> **What is required**
Check each line below for the word "Urinæ" and give the number of lines that have it, nothing more.

> **Saved entries**
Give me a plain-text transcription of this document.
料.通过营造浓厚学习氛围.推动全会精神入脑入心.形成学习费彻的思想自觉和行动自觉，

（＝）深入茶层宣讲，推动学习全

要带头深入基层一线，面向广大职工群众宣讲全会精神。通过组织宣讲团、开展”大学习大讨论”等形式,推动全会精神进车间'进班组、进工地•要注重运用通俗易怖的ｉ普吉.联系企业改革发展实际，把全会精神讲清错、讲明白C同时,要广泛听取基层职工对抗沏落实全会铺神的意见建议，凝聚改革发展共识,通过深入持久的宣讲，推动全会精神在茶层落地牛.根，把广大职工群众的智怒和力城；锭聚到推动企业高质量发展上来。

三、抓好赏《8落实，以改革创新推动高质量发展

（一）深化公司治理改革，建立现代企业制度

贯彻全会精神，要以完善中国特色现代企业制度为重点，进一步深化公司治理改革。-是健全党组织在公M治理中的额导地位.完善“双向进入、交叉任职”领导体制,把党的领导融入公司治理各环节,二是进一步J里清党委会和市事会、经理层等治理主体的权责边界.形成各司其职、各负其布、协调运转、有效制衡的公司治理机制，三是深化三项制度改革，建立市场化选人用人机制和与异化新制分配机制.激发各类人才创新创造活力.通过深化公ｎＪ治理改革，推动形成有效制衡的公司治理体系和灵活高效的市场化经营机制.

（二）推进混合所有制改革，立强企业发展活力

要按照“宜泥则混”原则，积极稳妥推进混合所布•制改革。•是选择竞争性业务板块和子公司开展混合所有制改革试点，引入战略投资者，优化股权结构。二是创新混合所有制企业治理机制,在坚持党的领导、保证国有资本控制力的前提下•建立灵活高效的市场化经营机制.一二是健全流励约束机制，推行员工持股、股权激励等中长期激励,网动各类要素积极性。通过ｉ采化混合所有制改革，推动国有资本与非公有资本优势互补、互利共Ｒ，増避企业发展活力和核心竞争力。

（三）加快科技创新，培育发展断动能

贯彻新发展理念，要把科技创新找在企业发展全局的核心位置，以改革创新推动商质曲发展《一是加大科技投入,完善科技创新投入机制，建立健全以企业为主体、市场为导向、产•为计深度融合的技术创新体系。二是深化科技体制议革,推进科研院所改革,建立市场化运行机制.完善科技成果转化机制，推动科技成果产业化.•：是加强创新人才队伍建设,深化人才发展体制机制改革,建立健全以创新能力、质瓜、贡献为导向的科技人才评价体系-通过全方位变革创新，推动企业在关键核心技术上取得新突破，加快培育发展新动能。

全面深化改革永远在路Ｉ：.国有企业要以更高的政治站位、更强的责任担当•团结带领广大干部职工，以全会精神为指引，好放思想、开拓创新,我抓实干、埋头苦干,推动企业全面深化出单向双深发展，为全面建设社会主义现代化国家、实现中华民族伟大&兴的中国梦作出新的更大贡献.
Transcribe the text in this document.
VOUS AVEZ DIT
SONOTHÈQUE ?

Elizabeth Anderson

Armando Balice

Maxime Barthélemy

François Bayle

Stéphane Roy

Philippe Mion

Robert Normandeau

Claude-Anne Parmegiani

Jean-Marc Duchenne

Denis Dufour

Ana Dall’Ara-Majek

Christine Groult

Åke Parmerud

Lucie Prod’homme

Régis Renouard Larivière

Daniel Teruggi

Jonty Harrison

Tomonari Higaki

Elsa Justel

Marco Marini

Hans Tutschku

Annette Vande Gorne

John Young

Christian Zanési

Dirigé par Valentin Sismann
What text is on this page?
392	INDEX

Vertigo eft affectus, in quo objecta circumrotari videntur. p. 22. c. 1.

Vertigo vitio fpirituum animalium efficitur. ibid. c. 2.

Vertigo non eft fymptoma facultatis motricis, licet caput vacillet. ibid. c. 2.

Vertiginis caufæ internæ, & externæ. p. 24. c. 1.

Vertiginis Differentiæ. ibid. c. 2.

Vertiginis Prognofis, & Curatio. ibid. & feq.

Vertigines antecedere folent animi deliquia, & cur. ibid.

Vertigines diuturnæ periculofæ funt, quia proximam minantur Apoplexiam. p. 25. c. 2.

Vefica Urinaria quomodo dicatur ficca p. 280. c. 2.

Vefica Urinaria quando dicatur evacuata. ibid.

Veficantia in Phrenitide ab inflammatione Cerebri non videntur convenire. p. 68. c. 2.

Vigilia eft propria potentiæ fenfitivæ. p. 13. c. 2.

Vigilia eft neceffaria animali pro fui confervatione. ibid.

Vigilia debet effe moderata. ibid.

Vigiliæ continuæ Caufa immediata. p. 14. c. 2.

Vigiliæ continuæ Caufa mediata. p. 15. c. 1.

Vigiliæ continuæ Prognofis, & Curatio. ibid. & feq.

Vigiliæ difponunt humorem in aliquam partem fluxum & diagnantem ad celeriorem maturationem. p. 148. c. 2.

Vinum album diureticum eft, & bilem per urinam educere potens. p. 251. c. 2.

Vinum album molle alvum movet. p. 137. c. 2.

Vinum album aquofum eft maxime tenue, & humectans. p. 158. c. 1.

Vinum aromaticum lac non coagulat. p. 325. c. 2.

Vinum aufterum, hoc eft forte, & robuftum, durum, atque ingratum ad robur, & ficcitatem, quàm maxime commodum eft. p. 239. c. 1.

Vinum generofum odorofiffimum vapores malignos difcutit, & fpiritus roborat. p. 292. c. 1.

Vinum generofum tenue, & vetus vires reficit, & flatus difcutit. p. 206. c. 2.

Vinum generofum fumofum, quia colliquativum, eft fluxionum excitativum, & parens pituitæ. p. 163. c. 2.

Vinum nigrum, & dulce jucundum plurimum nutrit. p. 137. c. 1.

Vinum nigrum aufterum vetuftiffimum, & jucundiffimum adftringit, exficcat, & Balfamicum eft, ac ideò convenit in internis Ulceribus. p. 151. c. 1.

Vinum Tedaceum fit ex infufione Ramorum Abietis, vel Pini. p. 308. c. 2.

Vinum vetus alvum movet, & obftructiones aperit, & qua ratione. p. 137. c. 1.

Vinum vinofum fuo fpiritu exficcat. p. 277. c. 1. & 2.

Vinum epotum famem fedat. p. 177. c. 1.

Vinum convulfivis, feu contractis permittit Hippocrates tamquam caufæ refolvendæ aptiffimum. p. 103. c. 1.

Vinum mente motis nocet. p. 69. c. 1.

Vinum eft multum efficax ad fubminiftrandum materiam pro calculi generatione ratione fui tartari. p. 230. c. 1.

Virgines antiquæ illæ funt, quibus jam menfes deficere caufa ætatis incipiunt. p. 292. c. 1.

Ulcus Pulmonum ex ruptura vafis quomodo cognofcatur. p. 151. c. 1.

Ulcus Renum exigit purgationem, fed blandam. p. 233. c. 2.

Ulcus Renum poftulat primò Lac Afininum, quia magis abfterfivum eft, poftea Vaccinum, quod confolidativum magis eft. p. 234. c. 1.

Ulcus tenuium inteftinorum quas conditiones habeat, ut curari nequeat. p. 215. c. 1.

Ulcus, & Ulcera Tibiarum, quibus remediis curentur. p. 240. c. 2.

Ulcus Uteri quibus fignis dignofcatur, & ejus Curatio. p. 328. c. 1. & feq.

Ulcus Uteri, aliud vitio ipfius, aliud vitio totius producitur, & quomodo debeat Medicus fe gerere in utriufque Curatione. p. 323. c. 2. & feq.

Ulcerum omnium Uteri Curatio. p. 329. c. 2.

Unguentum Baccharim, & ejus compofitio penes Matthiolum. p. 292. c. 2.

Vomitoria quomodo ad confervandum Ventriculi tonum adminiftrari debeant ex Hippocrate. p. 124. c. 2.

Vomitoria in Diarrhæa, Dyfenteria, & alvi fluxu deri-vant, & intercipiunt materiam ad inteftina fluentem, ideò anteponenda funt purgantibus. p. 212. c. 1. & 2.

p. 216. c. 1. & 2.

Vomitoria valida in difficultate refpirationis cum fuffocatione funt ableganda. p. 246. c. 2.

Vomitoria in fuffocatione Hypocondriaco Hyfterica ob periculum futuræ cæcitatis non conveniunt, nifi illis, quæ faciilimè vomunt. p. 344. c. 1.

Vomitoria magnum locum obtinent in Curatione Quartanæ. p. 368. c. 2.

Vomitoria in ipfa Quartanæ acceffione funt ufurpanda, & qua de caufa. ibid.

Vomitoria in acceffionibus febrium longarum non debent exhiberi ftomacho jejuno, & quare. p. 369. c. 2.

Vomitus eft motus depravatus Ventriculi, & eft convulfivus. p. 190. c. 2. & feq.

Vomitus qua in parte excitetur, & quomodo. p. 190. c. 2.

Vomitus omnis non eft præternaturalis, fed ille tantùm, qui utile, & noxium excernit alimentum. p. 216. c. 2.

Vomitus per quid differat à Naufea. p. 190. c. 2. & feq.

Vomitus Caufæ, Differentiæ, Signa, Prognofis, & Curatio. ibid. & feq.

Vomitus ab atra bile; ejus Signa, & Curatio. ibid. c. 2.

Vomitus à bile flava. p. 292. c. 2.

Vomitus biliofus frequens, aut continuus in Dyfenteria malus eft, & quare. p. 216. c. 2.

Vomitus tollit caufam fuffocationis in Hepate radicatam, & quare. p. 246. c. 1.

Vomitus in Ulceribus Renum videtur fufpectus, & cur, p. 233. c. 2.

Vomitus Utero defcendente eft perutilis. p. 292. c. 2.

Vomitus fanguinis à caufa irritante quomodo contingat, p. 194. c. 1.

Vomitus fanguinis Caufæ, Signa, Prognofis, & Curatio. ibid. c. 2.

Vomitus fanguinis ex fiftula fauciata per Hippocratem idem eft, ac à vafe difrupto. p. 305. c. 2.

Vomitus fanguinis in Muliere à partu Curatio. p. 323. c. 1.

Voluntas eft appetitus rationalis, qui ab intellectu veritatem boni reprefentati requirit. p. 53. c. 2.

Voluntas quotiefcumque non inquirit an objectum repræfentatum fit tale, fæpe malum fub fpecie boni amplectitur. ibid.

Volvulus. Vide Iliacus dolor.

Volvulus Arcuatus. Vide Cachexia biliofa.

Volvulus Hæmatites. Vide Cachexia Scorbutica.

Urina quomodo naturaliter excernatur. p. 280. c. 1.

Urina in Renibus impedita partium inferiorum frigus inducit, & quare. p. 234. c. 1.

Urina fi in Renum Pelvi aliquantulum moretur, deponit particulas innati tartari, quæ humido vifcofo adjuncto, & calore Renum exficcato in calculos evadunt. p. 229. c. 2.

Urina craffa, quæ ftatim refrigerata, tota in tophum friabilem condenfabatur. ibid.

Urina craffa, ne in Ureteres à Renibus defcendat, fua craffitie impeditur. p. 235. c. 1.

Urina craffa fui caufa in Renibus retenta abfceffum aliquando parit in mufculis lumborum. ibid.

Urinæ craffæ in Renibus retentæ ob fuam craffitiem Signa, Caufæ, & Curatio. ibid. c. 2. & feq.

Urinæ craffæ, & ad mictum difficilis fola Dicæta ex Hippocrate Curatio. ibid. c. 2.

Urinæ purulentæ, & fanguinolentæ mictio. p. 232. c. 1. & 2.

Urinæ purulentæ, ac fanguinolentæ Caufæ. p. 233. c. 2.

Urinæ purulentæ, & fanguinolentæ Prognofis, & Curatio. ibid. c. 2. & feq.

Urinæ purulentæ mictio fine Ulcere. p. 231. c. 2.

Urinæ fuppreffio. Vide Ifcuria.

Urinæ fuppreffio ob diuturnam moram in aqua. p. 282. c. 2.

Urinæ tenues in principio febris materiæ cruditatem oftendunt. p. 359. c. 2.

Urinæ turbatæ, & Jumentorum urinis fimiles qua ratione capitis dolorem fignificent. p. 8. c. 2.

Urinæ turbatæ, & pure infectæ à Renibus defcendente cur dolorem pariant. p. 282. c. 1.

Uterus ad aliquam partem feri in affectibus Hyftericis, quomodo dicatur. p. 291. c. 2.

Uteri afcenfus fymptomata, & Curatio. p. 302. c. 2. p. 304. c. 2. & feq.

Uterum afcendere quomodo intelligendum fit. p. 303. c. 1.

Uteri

> **Result of the exercise**
11